**Goal**
Return all lines in the material below that contain "Ignaz".

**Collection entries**
########################################

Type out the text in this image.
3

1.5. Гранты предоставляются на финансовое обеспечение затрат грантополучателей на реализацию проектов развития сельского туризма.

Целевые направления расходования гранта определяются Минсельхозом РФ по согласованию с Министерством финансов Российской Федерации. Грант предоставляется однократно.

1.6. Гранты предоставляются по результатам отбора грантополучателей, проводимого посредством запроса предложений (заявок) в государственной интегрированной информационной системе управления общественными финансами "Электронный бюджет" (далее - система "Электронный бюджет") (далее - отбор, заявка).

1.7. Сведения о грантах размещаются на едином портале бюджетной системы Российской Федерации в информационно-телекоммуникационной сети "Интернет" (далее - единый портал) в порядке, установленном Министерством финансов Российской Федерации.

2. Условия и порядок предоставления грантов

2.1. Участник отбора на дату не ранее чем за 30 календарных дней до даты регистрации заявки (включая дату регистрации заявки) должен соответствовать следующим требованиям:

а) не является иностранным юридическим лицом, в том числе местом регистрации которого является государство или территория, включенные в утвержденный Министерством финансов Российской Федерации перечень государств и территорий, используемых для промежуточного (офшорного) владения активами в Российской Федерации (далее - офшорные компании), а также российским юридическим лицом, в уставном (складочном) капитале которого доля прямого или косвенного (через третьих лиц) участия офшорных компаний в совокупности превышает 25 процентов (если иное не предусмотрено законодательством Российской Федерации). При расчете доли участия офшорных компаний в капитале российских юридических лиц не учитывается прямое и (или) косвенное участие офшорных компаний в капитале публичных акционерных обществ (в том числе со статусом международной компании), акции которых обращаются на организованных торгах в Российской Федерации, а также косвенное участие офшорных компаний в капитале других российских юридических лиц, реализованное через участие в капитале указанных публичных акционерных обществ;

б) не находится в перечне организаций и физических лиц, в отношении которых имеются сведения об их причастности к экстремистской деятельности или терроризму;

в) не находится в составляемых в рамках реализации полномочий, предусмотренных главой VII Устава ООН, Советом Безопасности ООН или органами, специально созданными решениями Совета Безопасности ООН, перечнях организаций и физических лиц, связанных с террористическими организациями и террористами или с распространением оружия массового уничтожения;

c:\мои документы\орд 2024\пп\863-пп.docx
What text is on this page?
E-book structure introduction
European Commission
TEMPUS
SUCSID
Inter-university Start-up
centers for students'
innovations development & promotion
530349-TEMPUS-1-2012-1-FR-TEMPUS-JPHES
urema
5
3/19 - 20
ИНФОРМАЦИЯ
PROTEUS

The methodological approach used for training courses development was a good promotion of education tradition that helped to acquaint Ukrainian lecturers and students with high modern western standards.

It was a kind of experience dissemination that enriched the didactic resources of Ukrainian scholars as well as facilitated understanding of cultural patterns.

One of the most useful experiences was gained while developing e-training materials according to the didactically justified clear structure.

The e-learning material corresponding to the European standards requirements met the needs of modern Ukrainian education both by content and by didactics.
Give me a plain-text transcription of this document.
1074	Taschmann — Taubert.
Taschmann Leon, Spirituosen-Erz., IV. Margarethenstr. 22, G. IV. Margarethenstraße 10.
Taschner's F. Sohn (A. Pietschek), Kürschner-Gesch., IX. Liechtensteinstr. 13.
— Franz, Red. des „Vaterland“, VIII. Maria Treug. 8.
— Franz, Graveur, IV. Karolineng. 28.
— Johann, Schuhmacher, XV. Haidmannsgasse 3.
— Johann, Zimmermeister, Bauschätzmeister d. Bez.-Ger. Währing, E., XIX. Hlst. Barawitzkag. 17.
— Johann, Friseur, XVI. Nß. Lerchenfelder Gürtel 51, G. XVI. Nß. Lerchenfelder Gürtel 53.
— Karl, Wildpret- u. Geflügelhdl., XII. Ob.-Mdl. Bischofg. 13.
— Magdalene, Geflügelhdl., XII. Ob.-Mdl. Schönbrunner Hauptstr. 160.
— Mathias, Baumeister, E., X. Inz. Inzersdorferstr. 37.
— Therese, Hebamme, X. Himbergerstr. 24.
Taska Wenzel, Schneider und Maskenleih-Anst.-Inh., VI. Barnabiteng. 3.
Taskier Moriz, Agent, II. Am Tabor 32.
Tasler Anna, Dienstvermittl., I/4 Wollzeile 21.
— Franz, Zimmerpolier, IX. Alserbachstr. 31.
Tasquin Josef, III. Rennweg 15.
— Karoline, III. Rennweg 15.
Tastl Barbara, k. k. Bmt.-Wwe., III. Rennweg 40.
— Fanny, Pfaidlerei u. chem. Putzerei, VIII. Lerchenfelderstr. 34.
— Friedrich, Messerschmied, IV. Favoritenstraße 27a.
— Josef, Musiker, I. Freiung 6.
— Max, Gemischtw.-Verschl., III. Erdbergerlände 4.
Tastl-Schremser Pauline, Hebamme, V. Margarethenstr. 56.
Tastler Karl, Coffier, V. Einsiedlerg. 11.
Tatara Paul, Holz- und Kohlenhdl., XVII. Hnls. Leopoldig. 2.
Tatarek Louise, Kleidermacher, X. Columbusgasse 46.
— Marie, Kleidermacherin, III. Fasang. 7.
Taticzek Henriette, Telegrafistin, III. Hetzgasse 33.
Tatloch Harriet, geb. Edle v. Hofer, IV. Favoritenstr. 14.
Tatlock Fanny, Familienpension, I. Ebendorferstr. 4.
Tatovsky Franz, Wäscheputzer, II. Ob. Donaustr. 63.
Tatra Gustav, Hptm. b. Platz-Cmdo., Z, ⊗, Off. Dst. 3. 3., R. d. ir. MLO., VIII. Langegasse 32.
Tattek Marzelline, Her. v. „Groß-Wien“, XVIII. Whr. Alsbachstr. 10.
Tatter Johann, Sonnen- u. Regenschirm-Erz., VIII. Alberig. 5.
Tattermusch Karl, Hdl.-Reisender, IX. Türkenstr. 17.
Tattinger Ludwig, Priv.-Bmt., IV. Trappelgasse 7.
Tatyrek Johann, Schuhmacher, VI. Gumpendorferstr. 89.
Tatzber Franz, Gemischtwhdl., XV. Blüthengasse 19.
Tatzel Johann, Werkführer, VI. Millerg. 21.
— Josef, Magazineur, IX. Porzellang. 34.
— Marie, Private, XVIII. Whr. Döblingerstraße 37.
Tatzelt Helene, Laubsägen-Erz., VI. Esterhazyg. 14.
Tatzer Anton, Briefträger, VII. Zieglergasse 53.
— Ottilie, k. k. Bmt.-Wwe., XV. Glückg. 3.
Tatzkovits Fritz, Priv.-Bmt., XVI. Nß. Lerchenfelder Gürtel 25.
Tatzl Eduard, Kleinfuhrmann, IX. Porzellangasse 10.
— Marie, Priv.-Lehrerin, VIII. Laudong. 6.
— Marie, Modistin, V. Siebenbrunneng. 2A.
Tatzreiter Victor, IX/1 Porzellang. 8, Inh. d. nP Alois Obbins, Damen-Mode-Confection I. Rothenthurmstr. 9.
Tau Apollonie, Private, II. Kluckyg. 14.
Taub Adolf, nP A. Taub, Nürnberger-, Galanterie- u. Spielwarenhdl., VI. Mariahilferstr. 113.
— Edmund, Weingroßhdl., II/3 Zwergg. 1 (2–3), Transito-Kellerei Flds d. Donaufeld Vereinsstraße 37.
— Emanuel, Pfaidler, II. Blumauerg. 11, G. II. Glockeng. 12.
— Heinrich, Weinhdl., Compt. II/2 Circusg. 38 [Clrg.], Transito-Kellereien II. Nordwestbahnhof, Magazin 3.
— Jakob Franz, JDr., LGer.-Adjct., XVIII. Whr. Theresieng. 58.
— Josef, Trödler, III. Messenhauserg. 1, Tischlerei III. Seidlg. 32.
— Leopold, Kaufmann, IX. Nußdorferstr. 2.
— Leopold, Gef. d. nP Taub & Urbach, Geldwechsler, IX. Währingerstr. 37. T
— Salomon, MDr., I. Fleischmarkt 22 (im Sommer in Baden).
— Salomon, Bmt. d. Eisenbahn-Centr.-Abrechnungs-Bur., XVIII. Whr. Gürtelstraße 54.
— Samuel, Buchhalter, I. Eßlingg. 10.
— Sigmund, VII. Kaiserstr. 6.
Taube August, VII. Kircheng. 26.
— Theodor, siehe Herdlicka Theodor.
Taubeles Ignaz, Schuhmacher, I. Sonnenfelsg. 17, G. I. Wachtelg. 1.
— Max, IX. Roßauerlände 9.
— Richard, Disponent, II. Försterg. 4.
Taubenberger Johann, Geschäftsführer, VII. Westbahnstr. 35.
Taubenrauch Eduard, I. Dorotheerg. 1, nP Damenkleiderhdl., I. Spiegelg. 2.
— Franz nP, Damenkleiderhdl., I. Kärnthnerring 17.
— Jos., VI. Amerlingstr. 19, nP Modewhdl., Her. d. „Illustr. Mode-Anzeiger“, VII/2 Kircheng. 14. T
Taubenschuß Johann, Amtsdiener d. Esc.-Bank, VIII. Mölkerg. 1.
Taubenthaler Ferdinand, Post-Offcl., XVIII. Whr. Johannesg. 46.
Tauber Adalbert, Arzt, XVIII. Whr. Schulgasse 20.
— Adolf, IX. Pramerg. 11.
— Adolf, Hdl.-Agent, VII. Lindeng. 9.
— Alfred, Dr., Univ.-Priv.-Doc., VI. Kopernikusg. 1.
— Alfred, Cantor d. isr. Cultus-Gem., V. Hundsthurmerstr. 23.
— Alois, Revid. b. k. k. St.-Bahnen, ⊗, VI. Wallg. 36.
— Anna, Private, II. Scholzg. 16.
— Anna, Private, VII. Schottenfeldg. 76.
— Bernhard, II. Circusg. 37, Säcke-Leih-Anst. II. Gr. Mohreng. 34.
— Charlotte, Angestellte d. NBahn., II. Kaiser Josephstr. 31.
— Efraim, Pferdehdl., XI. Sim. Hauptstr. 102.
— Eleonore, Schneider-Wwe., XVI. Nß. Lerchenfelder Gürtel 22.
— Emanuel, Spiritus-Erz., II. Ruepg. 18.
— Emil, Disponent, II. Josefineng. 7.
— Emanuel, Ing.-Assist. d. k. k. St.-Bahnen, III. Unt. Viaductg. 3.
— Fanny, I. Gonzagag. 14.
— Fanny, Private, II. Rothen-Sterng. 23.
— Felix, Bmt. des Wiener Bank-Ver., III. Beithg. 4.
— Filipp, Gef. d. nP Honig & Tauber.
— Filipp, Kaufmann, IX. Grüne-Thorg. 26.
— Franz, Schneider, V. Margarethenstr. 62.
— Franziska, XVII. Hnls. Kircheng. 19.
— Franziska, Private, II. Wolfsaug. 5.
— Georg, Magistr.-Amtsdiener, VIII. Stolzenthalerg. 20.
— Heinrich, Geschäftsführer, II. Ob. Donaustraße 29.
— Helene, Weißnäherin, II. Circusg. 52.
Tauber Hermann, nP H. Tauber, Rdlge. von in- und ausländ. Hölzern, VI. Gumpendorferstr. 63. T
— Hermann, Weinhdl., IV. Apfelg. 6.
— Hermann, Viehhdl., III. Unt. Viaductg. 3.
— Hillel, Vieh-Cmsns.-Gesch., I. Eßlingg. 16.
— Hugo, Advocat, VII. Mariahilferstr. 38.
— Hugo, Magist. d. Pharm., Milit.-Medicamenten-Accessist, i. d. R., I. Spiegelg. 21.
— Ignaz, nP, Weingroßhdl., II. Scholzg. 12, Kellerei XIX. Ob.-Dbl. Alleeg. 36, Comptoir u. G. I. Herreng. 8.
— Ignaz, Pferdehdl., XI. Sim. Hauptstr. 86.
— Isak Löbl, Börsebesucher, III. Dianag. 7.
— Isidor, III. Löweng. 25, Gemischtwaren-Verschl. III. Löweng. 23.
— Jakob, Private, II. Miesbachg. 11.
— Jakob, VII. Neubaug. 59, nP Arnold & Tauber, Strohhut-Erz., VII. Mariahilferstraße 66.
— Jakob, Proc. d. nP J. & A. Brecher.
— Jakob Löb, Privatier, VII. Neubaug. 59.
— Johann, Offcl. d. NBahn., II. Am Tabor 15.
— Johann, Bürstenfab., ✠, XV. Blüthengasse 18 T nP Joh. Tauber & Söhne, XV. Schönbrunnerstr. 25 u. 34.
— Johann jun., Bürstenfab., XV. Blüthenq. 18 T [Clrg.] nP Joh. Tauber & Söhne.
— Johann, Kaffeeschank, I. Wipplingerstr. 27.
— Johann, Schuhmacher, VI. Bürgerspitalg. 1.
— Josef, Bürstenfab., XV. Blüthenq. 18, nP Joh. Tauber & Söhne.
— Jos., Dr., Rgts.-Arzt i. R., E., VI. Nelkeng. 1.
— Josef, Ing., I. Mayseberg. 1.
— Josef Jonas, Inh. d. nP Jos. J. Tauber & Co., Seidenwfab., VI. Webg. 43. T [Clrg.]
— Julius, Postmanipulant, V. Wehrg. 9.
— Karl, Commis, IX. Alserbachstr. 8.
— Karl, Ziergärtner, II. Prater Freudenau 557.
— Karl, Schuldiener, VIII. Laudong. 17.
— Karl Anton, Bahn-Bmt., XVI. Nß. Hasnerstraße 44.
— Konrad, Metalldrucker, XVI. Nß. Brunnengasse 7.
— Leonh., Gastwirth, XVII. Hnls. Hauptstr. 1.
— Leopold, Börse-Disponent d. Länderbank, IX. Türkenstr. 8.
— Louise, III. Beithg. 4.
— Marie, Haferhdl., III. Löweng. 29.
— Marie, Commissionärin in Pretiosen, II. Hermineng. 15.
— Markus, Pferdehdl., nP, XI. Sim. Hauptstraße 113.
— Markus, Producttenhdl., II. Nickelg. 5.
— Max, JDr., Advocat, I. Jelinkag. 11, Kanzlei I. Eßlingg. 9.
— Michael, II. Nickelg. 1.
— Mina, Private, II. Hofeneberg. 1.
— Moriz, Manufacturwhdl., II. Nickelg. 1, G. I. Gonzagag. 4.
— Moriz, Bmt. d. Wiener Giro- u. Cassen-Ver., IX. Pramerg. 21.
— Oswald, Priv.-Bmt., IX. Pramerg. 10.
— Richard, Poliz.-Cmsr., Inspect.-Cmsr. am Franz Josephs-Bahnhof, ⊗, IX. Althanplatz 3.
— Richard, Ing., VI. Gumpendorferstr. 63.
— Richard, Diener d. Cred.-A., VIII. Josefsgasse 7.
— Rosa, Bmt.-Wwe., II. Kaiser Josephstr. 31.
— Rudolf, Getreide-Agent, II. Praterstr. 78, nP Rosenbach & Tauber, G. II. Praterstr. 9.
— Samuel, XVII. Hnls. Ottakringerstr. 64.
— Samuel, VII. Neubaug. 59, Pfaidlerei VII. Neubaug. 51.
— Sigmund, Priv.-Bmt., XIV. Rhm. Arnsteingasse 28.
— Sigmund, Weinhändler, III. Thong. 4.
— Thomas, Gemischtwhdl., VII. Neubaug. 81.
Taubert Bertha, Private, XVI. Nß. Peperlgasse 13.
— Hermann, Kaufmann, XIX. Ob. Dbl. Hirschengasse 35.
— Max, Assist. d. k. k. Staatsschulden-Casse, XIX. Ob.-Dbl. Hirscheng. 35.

########################################

**Written reply**
Taubeles Ignaz, Schuhmacher, I. Sonnenfelsg. 17, G. I. Wachtelg. 1.
— Ignaz, nP, Weingroßhdl., II. Scholzg. 12, Kellerei XIX. Ob.-Dbl. Alleeg. 36, Comptoir u. G. I. Herreng. 8.
— Ignaz, Pferdehdl., XI. Sim. Hauptstr. 86.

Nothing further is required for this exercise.